Data entries
════════

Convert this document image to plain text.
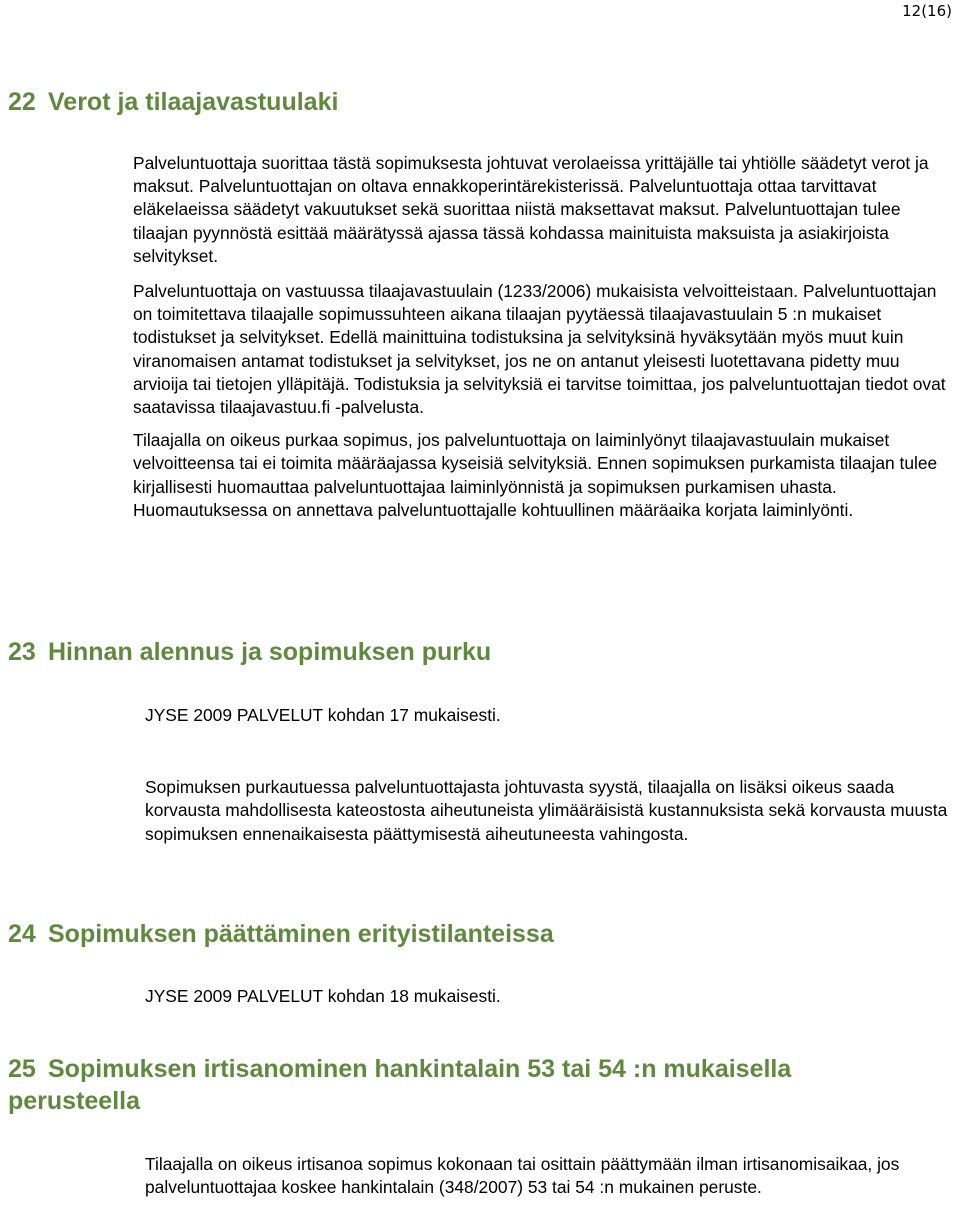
12(16)
22 Verot ja tilaajavastuulaki

Palveluntuottaja suorittaa tästä sopimuksesta johtuvat verolaeissa yrittäjälle tai yhtiölle säädetyt verot ja maksut. Palveluntuottajan on oltava ennakkoperintärekisterissä. Palveluntuottaja ottaa tarvittavat eläkelaeissa säädetyt vakuutukset sekä suorittaa niistä maksettavat maksut. Palveluntuottajan tulee tilaajan pyynnöstä esittää määrätyssä ajassa tässä kohdassa mainituista maksuista ja asiakirjoista selvitykset.

Palveluntuottaja on vastuussa tilaajavastuulain (1233/2006) mukaisista velvoitteistaan. Palveluntuottajan on toimitettava tilaajalle sopimussuhteen aikana tilaajan pyytäessä tilaajavastuulain 5 :n mukaiset todistukset ja selvitykset. Edellä mainittuina todistuksina ja selvityksinä hyväksytään myös muut kuin viranomaisen antamat todistukset ja selvitykset, jos ne on antanut yleisesti luotettavana pidetty muu arvioija tai tietojen ylläpitäjä. Todistuksia ja selvityksiä ei tarvitse toimittaa, jos palveluntuottajan tiedot ovat saatavissa tilaajavastuu.fi -palvelusta.

Tilaajalla on oikeus purkaa sopimus, jos palveluntuottaja on laiminlyönyt tilaajavastuulain mukaiset velvoitteensa tai ei toimita määräajassa kyseisiä selvityksiä. Ennen sopimuksen purkamista tilaajan tulee kirjallisesti huomauttaa palveluntuottajaa laiminlyönnistä ja sopimuksen purkamisen uhasta. Huomautuksessa on annettava palveluntuottajalle kohtuullinen määräaika korjata laiminlyönti.

23 Hinnan alennus ja sopimuksen purku

JYSE 2009 PALVELUT kohdan 17 mukaisesti.

Sopimuksen purkautuessa palveluntuottajasta johtuvasta syystä, tilaajalla on lisäksi oikeus saada korvausta mahdollisesta kateostosta aiheutuneista ylimääräisistä kustannuksista sekä korvausta muusta sopimuksen ennenaikaisesta päättymisestä aiheutuneesta vahingosta.

24 Sopimuksen päättäminen erityistilanteissa

JYSE 2009 PALVELUT kohdan 18 mukaisesti.

25 Sopimuksen irtisanominen hankintalain 53 tai 54 :n mukaisella perusteella

Tilaajalla on oikeus irtisanoa sopimus kokonaan tai osittain päättymään ilman irtisanomisaikaa, jos palveluntuottajaa koskee hankintalain (348/2007) 53 tai 54 :n mukainen peruste.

════════

• Task goal:
Repeat all of the entries word for word, but omit the pictures.

• Exercise response:
Convert this document image to plain text.
12(16)
22 Verot ja tilaajavastuulaki

Palveluntuottaja suorittaa tästä sopimuksesta johtuvat verolaeissa yrittäjälle tai yhtiölle säädetyt verot ja maksut. Palveluntuottajan on oltava ennakkoperintärekisterissä. Palveluntuottaja ottaa tarvittavat eläkelaeissa säädetyt vakuutukset sekä suorittaa niistä maksettavat maksut. Palveluntuottajan tulee tilaajan pyynnöstä esittää määrätyssä ajassa tässä kohdassa mainituista maksuista ja asiakirjoista selvitykset.

Palveluntuottaja on vastuussa tilaajavastuulain (1233/2006) mukaisista velvoitteistaan. Palveluntuottajan on toimitettava tilaajalle sopimussuhteen aikana tilaajan pyytäessä tilaajavastuulain 5 :n mukaiset todistukset ja selvitykset. Edellä mainittuina todistuksina ja selvityksinä hyväksytään myös muut kuin viranomaisen antamat todistukset ja selvitykset, jos ne on antanut yleisesti luotettavana pidetty muu arvioija tai tietojen ylläpitäjä. Todistuksia ja selvityksiä ei tarvitse toimittaa, jos palveluntuottajan tiedot ovat saatavissa tilaajavastuu.fi -palvelusta.

Tilaajalla on oikeus purkaa sopimus, jos palveluntuottaja on laiminlyönyt tilaajavastuulain mukaiset velvoitteensa tai ei toimita määräajassa kyseisiä selvityksiä. Ennen sopimuksen purkamista tilaajan tulee kirjallisesti huomauttaa palveluntuottajaa laiminlyönnistä ja sopimuksen purkamisen uhasta. Huomautuksessa on annettava palveluntuottajalle kohtuullinen määräaika korjata laiminlyönti.

23 Hinnan alennus ja sopimuksen purku

JYSE 2009 PALVELUT kohdan 17 mukaisesti.

Sopimuksen purkautuessa palveluntuottajasta johtuvasta syystä, tilaajalla on lisäksi oikeus saada korvausta mahdollisesta kateostosta aiheutuneista ylimääräisistä kustannuksista sekä korvausta muusta sopimuksen ennenaikaisesta päättymisestä aiheutuneesta vahingosta.

24 Sopimuksen päättäminen erityistilanteissa

JYSE 2009 PALVELUT kohdan 18 mukaisesti.

25 Sopimuksen irtisanominen hankintalain 53 tai 54 :n mukaisella perusteella

Tilaajalla on oikeus irtisanoa sopimus kokonaan tai osittain päättymään ilman irtisanomisaikaa, jos palveluntuottajaa koskee hankintalain (348/2007) 53 tai 54 :n mukainen peruste.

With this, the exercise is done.